Look through the records below and collect all lines that hold the string "požáru".

Data –
— Begin —
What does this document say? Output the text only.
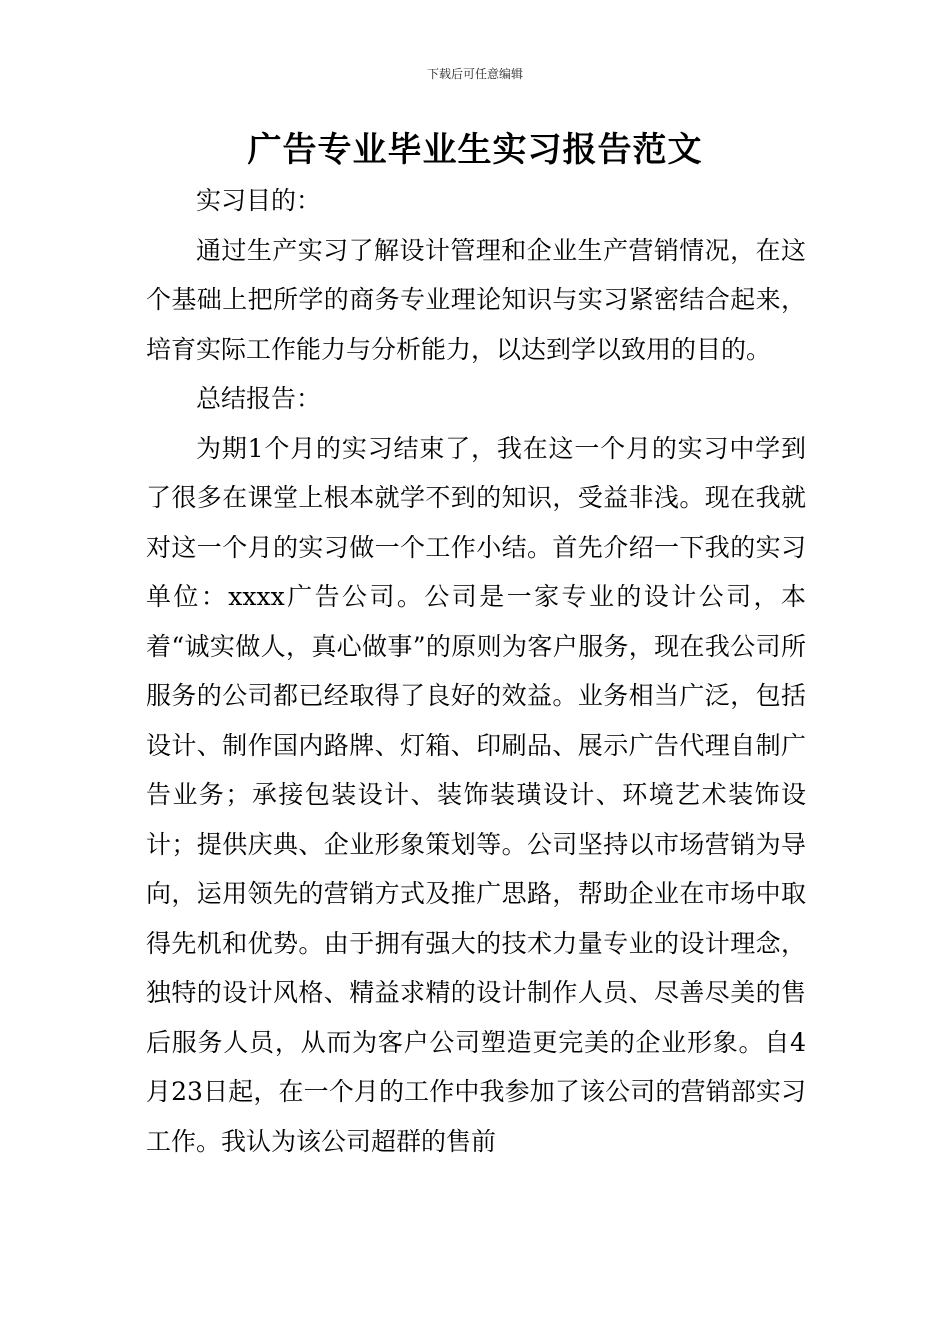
下载后可任意编辑
广告专业毕业生实习报告范文

实习目的：

通过生产实习了解设计管理和企业生产营销情况，在这个基础上把所学的商务专业理论知识与实习紧密结合起来，培育实际工作能力与分析能力，以达到学以致用的目的。

总结报告：

为期1个月的实习结束了，我在这一个月的实习中学到了很多在课堂上根本就学不到的知识，受益非浅。现在我就对这一个月的实习做一个工作小结。首先介绍一下我的实习单位：xxxx广告公司。公司是一家专业的设计公司，本着“诚实做人，真心做事”的原则为客户服务，现在我公司所服务的公司都已经取得了良好的效益。业务相当广泛，包括设计、制作国内路牌、灯箱、印刷品、展示广告代理自制广告业务；承接包装设计、装饰装璜设计、环境艺术装饰设计；提供庆典、企业形象策划等。公司坚持以市场营销为导向，运用领先的营销方式及推广思路，帮助企业在市场中取得先机和优势。由于拥有强大的技术力量专业的设计理念，独特的设计风格、精益求精的设计制作人员、尽善尽美的售后服务人员，从而为客户公司塑造更完美的企业形象。自4月23日起，在一个月的工作中我参加了该公司的营销部实习工作。我认为该公司超群的售前
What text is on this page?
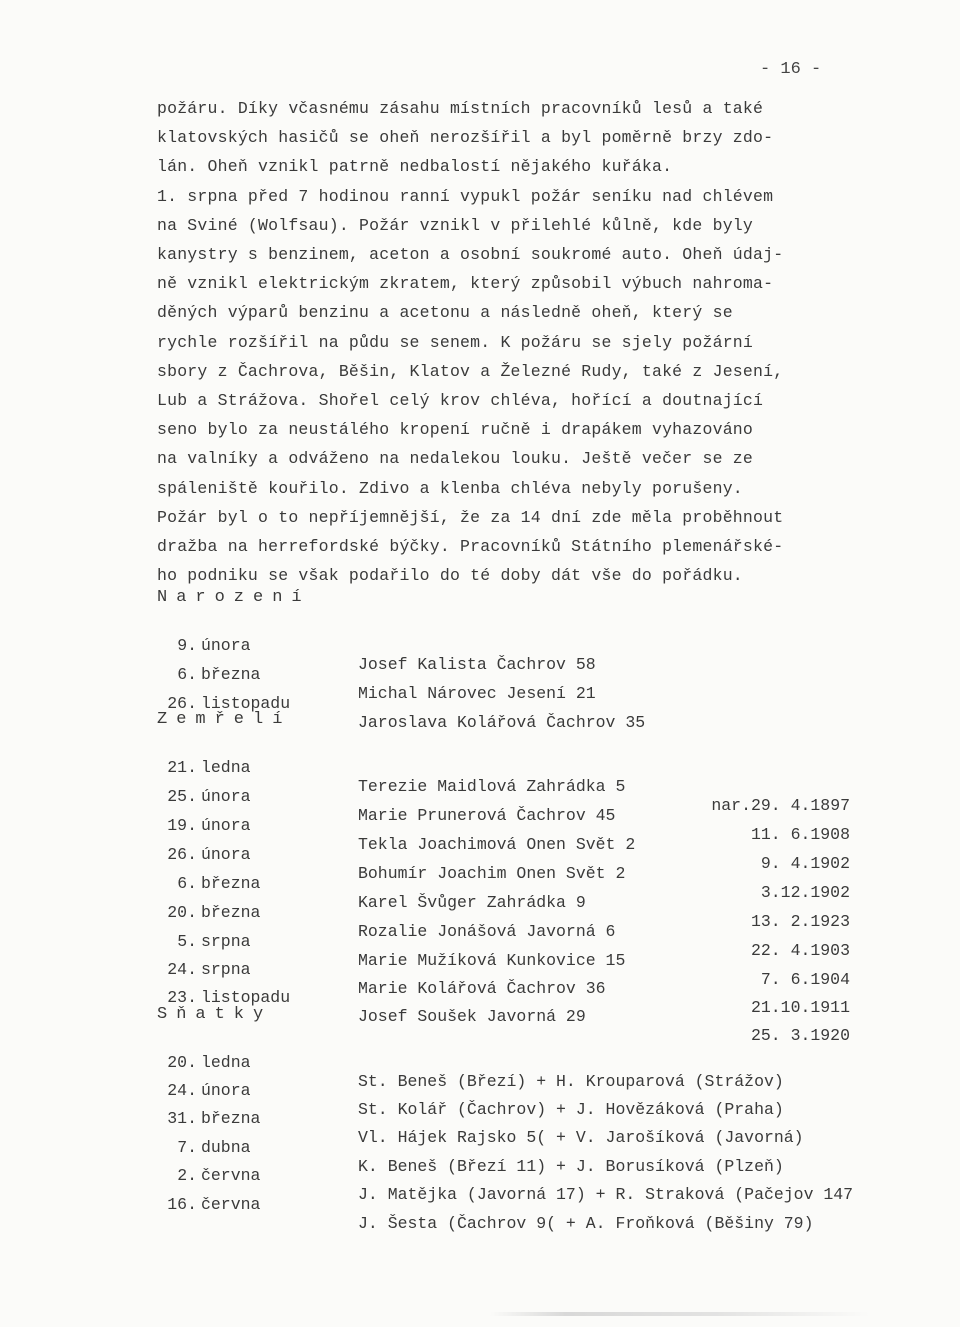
- 16 -
požáru. Díky včasnému zásahu místních pracovníků lesů a také
klatovských hasičů se oheň nerozšířil a byl poměrně brzy zdo-
lán. Oheň vznikl patrně nedbalostí nějakého kuřáka.
1. srpna před 7 hodinou ranní vypukl požár seníku nad chlévem
na Sviné (Wolfsau). Požár vznikl v přilehlé kůlně, kde byly
kanystry s benzinem, aceton a osobní soukromé auto. Oheň údaj-
ně vznikl elektrickým zkratem, který způsobil výbuch nahroma-
děných výparů benzinu a acetonu a následně oheň, který se
rychle rozšířil na půdu se senem. K požáru se sjely požární
sbory z Čachrova, Běšin, Klatov a Železné Rudy, také z Jesení,
Lub a Strážova. Shořel celý krov chléva, hořící a doutnající
seno bylo za neustálého kropení ručně i drapákem vyhazováno
na valníky a odváženo na nedalekou louku. Ještě večer se ze
spáleniště kouřilo. Zdivo a klenba chléva nebyly porušeny.
Požár byl o to nepříjemnější, že za 14 dní zde měla proběhnout
dražba na herrefordské býčky. Pracovníků Státního plemenářské-
ho podniku se však podařilo do té doby dát vše do pořádku.
Narození

9. února

Josef Kalista Čachrov 58

6. března

Michal Nárovec Jesení 21

26. listopadu

Jaroslava Kolářová Čachrov 35

Zemřelí

21. ledna

Terezie Maidlová Zahrádka 5

nar.29. 4.1897

25. února

Marie Prunerová Čachrov 45

11. 6.1908

19. února

Tekla Joachimová Onen Svět 2

9. 4.1902

26. února

Bohumír Joachim Onen Svět 2

3.12.1902

6. března

Karel Švůger Zahrádka 9

13. 2.1923

20. března

Rozalie Jonášová Javorná 6

22. 4.1903

5. srpna

Marie Mužíková Kunkovice 15

7. 6.1904

24. srpna

Marie Kolářová Čachrov 36

21.10.1911

23. listopadu

Josef Soušek Javorná 29

25. 3.1920

Sňatky

20. ledna

St. Beneš (Březí) + H. Krouparová (Strážov)

24. února

St. Kolář (Čachrov) + J. Hovězáková (Praha)

31. března

Vl. Hájek Rajsko 5( + V. Jarošíková (Javorná)

7. dubna

K. Beneš (Březí 11) + J. Borusíková (Plzeň)

2. června

J. Matějka (Javorná 17) + R. Straková (Pačejov 147

16. června

J. Šesta (Čachrov 9( + A. Froňková (Běšiny 79)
— End —
In response –
požáru. Díky včasnému zásahu místních pracovníků lesů a také
rychle rozšířil na půdu se senem. K požáru se sjely požární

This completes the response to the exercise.